┌─ Data shown
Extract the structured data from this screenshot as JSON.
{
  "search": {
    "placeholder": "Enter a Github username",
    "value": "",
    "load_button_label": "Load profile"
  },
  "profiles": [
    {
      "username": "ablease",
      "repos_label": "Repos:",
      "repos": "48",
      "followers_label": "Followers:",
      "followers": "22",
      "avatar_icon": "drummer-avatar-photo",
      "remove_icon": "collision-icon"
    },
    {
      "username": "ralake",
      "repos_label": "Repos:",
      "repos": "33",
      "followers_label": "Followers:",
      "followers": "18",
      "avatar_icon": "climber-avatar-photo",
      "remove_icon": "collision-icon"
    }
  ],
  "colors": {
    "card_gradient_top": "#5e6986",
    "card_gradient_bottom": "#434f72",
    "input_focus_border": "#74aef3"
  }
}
└─
## What this task involves
Write the data back out verbatim.

## Task result
Extract the structured data from this screenshot as JSON.
{
  "search": {
    "placeholder": "Enter a Github username",
    "value": "",
    "load_button_label": "Load profile"
  },
  "profiles": [
    {
      "username": "ablease",
      "repos_label": "Repos:",
      "repos": "48",
      "followers_label": "Followers:",
      "followers": "22",
      "avatar_icon": "drummer-avatar-photo",
      "remove_icon": "collision-icon"
    },
    {
      "username": "ralake",
      "repos_label": "Repos:",
      "repos": "33",
      "followers_label": "Followers:",
      "followers": "18",
      "avatar_icon": "climber-avatar-photo",
      "remove_icon": "collision-icon"
    }
  ],
  "colors": {
    "card_gradient_top": "#5e6986",
    "card_gradient_bottom": "#434f72",
    "input_focus_border": "#74aef3"
  }
}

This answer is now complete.